§ **Trecho extraído**:
'''
7. Igualitarismo e brincadeiras

Em outros ambientes existe a diferença de classes sociais. Não é todo mundo que se joga nos braços de todo mundo, como se fosse um igual. Já nos ambientes que estamos analisando, todo mundo, quando se encontra com outros, é uma espécie de abertura. Quantas vezes a gente vê pela rua: “Oh! Fulano!” Às vezes se encontraram na véspera. Às vezes moram lado a lado, mas passaram um ano sem se ver. É aquela festa. Por quê? Pela idéia de que, no fundo, todo mundo é bom, de que todo mundo deve ser tratado com cordialidade, de que não se deve desconfiar de ninguém, e que se deve abrir para todo mundo.
'''
§ **Linhas de dados**:
'''
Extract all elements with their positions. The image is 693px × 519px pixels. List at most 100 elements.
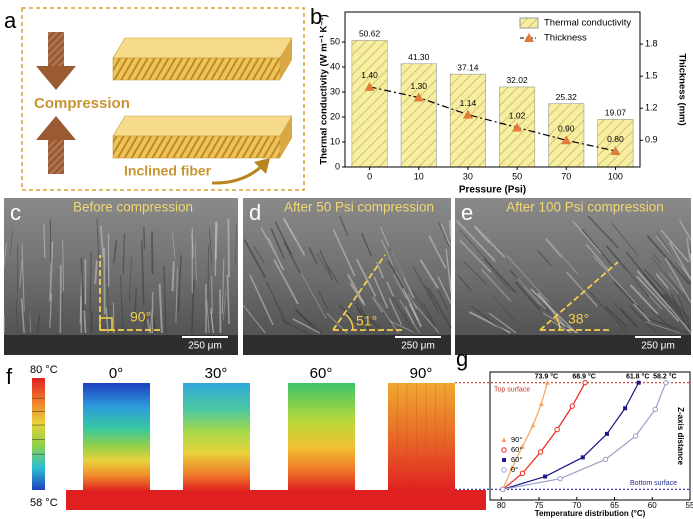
caption: Inclined fiber — [124, 163, 212, 179]
panel-label: b — [310, 4, 322, 29]
arrow-shaft — [48, 140, 64, 174]
sem-fiber — [60, 293, 63, 334]
sem-fiber — [566, 271, 598, 307]
sem-fiber — [677, 294, 692, 331]
sem-fiber — [281, 319, 308, 334]
thickness-marker — [610, 145, 621, 155]
line-value-label: 1.02 — [509, 111, 526, 121]
sem-fiber — [355, 258, 377, 297]
sem-fiber — [249, 274, 274, 326]
bar-value-label: 50.62 — [359, 29, 381, 39]
sem-fiber — [208, 228, 213, 264]
line-value-label: 0.80 — [607, 134, 624, 144]
sem-substrate — [4, 335, 238, 355]
sem-fiber — [128, 257, 132, 303]
angle-arc — [345, 313, 354, 331]
series-line — [502, 382, 667, 490]
series-marker — [509, 465, 515, 470]
series-marker — [636, 380, 641, 385]
sem-fiber — [488, 312, 517, 334]
annotation: 68.9 °C — [572, 373, 595, 381]
sem-fiber — [158, 283, 163, 334]
arrow-head — [36, 66, 76, 90]
sem-fiber — [459, 229, 492, 266]
bar — [351, 40, 388, 168]
line-value-label: 0.90 — [558, 124, 575, 134]
slab-side — [280, 116, 292, 158]
sem-fiber — [685, 237, 692, 263]
series-marker — [543, 474, 548, 479]
sem-fiber — [273, 258, 299, 305]
sem-fiber — [326, 264, 340, 284]
sem-fiber — [149, 309, 153, 334]
series-marker — [502, 458, 506, 462]
sem-title: Before compression — [73, 200, 193, 215]
slab-front — [112, 135, 281, 159]
sem-fiber — [613, 281, 644, 313]
sem-image — [243, 198, 451, 355]
sem-fiber — [316, 252, 330, 276]
y2-tick-label: 1.2 — [645, 103, 658, 113]
slab-top — [112, 37, 293, 59]
sem-fiber — [389, 320, 416, 334]
sem-fiber — [514, 281, 541, 311]
series-marker — [557, 475, 563, 482]
sem-fiber — [143, 226, 146, 250]
angle-label: 51° — [356, 313, 377, 329]
angle-guide — [332, 254, 386, 331]
y-tick-label: 40 — [330, 61, 340, 71]
sem-fiber — [678, 219, 692, 241]
sem-fiber — [670, 294, 692, 334]
sem-fiber — [3, 242, 7, 267]
arrow-head — [36, 116, 76, 140]
panel-label: d — [249, 200, 261, 225]
panel-label: f — [6, 364, 13, 389]
series-marker — [530, 422, 536, 428]
series-marker — [602, 456, 609, 463]
sem-fiber — [664, 293, 679, 310]
sem-fiber — [455, 219, 496, 262]
sem-fiber — [49, 293, 53, 328]
sem-fiber — [106, 268, 110, 334]
sem-fiber — [619, 307, 638, 328]
line-value-label: 1.40 — [361, 70, 378, 80]
sem-substrate — [455, 335, 691, 355]
x-tick-label: 50 — [512, 171, 522, 181]
sem-fiber — [457, 275, 473, 292]
sem-fiber — [668, 241, 692, 281]
sem-title: After 50 Psi compression — [284, 200, 434, 215]
sem-fiber — [404, 305, 415, 325]
sem-fiber — [80, 257, 85, 318]
sem-fiber — [651, 310, 678, 334]
slab-top — [112, 115, 293, 137]
sem-fiber — [588, 290, 628, 334]
sem-fiber — [381, 239, 394, 266]
sem-fiber — [653, 253, 669, 274]
sem-fiber — [15, 298, 18, 334]
heat-block — [388, 383, 455, 491]
sem-fiber — [646, 234, 691, 286]
angle-label: 38° — [568, 311, 589, 327]
sem-fiber — [643, 268, 692, 322]
y-tick-label: 0 — [335, 161, 340, 171]
y2-tick-label: 1.8 — [645, 38, 658, 48]
sem-fiber — [587, 215, 619, 249]
sem-fiber — [210, 308, 214, 334]
sem-fiber — [177, 254, 182, 313]
sem-fiber — [89, 251, 92, 314]
right-angle-mark — [99, 317, 113, 331]
sem-fiber — [163, 266, 167, 333]
legend-label: 60° — [511, 455, 522, 464]
sem-fiber — [437, 276, 452, 304]
angle-label: 90° — [130, 309, 151, 325]
legend-label: 0° — [511, 465, 518, 474]
x-tick-label: 65 — [610, 501, 619, 510]
sem-fiber — [530, 288, 578, 334]
slab-front — [112, 57, 281, 81]
series-line — [502, 382, 640, 490]
x-tick-label: 55 — [686, 501, 693, 510]
series-line — [502, 382, 586, 490]
bar-value-label: 32.02 — [506, 75, 528, 85]
sem-fiber — [605, 305, 628, 328]
series-marker — [501, 467, 507, 473]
'''
§ **Requisitos da tarefa**:
Prossiga o trecho sobre igualitarismo e cordialidade nos encontros, começando após a última frase apresentada. As linhas foram obtidas de uma fonte diferente daquela do trecho.

§ **Resposta a seguir**:
Depois vem logo a brincadeira, feita até com pessoas de cerimônia, com pessoas de respeito. Sai a qualquer hora a brincadeira mais sem propósito. E o normal é todo mundo estar rindo: conta uma coisa engraçada, ri; conta outra coisa engraçada, ri; é tudo muito interessante etc. Ora, isto não tem propósito, porque aquele a quem a gente respeita, com este a gente não pode brincar! A brincadeira não ocupa o dia inteiro nem a vida inteira, é uma exceção dentro da vida. As pessoas sérias tratam de coisas sérias, e não têm vontade de brincar o dia inteiro, da mesma forma que é desequilibrado a gente chorar o dia inteiro. Rir e chorar são situações efêmeras da alma, passageiras, transitórias, excecionais. Habitualmente o homem sério nem ri nem chora. Mas certas pessoas, não: é o tempo inteiro brincadeira, e feita para rir etc.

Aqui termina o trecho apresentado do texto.